— Start of Records for processing —

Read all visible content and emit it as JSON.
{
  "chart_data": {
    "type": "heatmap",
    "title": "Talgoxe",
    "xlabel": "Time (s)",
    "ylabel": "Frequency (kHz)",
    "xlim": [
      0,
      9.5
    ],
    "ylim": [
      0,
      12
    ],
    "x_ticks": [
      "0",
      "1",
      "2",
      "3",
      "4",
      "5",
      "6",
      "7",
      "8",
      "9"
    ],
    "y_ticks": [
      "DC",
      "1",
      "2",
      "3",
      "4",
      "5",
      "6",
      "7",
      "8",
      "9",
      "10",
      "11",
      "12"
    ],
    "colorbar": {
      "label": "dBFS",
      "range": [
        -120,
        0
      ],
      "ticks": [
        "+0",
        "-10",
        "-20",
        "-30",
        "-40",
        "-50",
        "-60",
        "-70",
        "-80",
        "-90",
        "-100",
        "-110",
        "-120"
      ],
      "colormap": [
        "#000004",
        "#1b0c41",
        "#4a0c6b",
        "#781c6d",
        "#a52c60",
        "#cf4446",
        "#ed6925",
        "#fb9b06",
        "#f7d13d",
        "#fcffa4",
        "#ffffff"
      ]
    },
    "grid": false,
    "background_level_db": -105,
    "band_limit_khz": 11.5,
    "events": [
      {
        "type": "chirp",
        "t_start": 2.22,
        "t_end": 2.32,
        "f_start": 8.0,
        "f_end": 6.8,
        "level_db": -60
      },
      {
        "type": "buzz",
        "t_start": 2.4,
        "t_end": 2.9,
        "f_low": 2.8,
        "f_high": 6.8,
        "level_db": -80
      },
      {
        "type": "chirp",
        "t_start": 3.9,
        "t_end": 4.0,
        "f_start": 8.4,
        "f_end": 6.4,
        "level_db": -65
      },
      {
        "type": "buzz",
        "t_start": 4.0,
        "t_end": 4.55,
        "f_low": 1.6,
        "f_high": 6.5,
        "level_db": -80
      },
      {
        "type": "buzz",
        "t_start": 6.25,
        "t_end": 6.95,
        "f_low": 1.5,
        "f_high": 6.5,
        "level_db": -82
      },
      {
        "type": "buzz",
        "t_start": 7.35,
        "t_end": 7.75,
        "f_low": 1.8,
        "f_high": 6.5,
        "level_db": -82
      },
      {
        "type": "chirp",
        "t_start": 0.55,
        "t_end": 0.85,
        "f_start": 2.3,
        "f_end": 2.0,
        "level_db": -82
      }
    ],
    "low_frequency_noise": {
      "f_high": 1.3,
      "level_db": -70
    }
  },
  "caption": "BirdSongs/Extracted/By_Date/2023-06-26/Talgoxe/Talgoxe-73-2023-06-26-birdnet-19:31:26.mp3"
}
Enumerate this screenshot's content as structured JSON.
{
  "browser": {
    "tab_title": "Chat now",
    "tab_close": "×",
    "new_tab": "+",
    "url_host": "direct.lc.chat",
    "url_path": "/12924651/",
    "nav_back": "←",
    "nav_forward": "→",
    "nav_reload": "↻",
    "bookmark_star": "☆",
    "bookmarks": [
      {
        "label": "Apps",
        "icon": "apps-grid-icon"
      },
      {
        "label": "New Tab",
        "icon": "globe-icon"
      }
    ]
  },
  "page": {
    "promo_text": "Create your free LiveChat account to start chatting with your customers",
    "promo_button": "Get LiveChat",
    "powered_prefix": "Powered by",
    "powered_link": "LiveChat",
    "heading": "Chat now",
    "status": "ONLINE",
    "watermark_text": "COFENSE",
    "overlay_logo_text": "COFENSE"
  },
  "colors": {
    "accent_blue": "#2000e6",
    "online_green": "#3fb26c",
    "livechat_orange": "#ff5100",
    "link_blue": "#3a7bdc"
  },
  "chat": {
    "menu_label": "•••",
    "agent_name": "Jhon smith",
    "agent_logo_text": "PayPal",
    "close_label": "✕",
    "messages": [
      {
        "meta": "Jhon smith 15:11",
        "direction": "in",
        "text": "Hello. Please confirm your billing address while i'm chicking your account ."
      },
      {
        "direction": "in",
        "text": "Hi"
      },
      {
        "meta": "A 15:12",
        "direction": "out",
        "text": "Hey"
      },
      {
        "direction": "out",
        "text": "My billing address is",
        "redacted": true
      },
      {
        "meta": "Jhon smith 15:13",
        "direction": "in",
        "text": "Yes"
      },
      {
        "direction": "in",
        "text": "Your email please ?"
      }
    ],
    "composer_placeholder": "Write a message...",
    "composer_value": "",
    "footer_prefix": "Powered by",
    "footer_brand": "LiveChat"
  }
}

— End of Records for processing —

Each line above must be reproduced exactly as it stands.

Read all visible content and emit it as JSON.
{
  "chart_data": {
    "type": "heatmap",
    "title": "Talgoxe",
    "xlabel": "Time (s)",
    "ylabel": "Frequency (kHz)",
    "xlim": [
      0,
      9.5
    ],
    "ylim": [
      0,
      12
    ],
    "x_ticks": [
      "0",
      "1",
      "2",
      "3",
      "4",
      "5",
      "6",
      "7",
      "8",
      "9"
    ],
    "y_ticks": [
      "DC",
      "1",
      "2",
      "3",
      "4",
      "5",
      "6",
      "7",
      "8",
      "9",
      "10",
      "11",
      "12"
    ],
    "colorbar": {
      "label": "dBFS",
      "range": [
        -120,
        0
      ],
      "ticks": [
        "+0",
        "-10",
        "-20",
        "-30",
        "-40",
        "-50",
        "-60",
        "-70",
        "-80",
        "-90",
        "-100",
        "-110",
        "-120"
      ],
      "colormap": [
        "#000004",
        "#1b0c41",
        "#4a0c6b",
        "#781c6d",
        "#a52c60",
        "#cf4446",
        "#ed6925",
        "#fb9b06",
        "#f7d13d",
        "#fcffa4",
        "#ffffff"
      ]
    },
    "grid": false,
    "background_level_db": -105,
    "band_limit_khz": 11.5,
    "events": [
      {
        "type": "chirp",
        "t_start": 2.22,
        "t_end": 2.32,
        "f_start": 8.0,
        "f_end": 6.8,
        "level_db": -60
      },
      {
        "type": "buzz",
        "t_start": 2.4,
        "t_end": 2.9,
        "f_low": 2.8,
        "f_high": 6.8,
        "level_db": -80
      },
      {
        "type": "chirp",
        "t_start": 3.9,
        "t_end": 4.0,
        "f_start": 8.4,
        "f_end": 6.4,
        "level_db": -65
      },
      {
        "type": "buzz",
        "t_start": 4.0,
        "t_end": 4.55,
        "f_low": 1.6,
        "f_high": 6.5,
        "level_db": -80
      },
      {
        "type": "buzz",
        "t_start": 6.25,
        "t_end": 6.95,
        "f_low": 1.5,
        "f_high": 6.5,
        "level_db": -82
      },
      {
        "type": "buzz",
        "t_start": 7.35,
        "t_end": 7.75,
        "f_low": 1.8,
        "f_high": 6.5,
        "level_db": -82
      },
      {
        "type": "chirp",
        "t_start": 0.55,
        "t_end": 0.85,
        "f_start": 2.3,
        "f_end": 2.0,
        "level_db": -82
      }
    ],
    "low_frequency_noise": {
      "f_high": 1.3,
      "level_db": -70
    }
  },
  "caption": "BirdSongs/Extracted/By_Date/2023-06-26/Talgoxe/Talgoxe-73-2023-06-26-birdnet-19:31:26.mp3"
}
Enumerate this screenshot's content as structured JSON.
{
  "browser": {
    "tab_title": "Chat now",
    "tab_close": "×",
    "new_tab": "+",
    "url_host": "direct.lc.chat",
    "url_path": "/12924651/",
    "nav_back": "←",
    "nav_forward": "→",
    "nav_reload": "↻",
    "bookmark_star": "☆",
    "bookmarks": [
      {
        "label": "Apps",
        "icon": "apps-grid-icon"
      },
      {
        "label": "New Tab",
        "icon": "globe-icon"
      }
    ]
  },
  "page": {
    "promo_text": "Create your free LiveChat account to start chatting with your customers",
    "promo_button": "Get LiveChat",
    "powered_prefix": "Powered by",
    "powered_link": "LiveChat",
    "heading": "Chat now",
    "status": "ONLINE",
    "watermark_text": "COFENSE",
    "overlay_logo_text": "COFENSE"
  },
  "colors": {
    "accent_blue": "#2000e6",
    "online_green": "#3fb26c",
    "livechat_orange": "#ff5100",
    "link_blue": "#3a7bdc"
  },
  "chat": {
    "menu_label": "•••",
    "agent_name": "Jhon smith",
    "agent_logo_text": "PayPal",
    "close_label": "✕",
    "messages": [
      {
        "meta": "Jhon smith 15:11",
        "direction": "in",
        "text": "Hello. Please confirm your billing address while i'm chicking your account ."
      },
      {
        "direction": "in",
        "text": "Hi"
      },
      {
        "meta": "A 15:12",
        "direction": "out",
        "text": "Hey"
      },
      {
        "direction": "out",
        "text": "My billing address is",
        "redacted": true
      },
      {
        "meta": "Jhon smith 15:13",
        "direction": "in",
        "text": "Yes"
      },
      {
        "direction": "in",
        "text": "Your email please ?"
      }
    ],
    "composer_placeholder": "Write a message...",
    "composer_value": "",
    "footer_prefix": "Powered by",
    "footer_brand": "LiveChat"
  }
}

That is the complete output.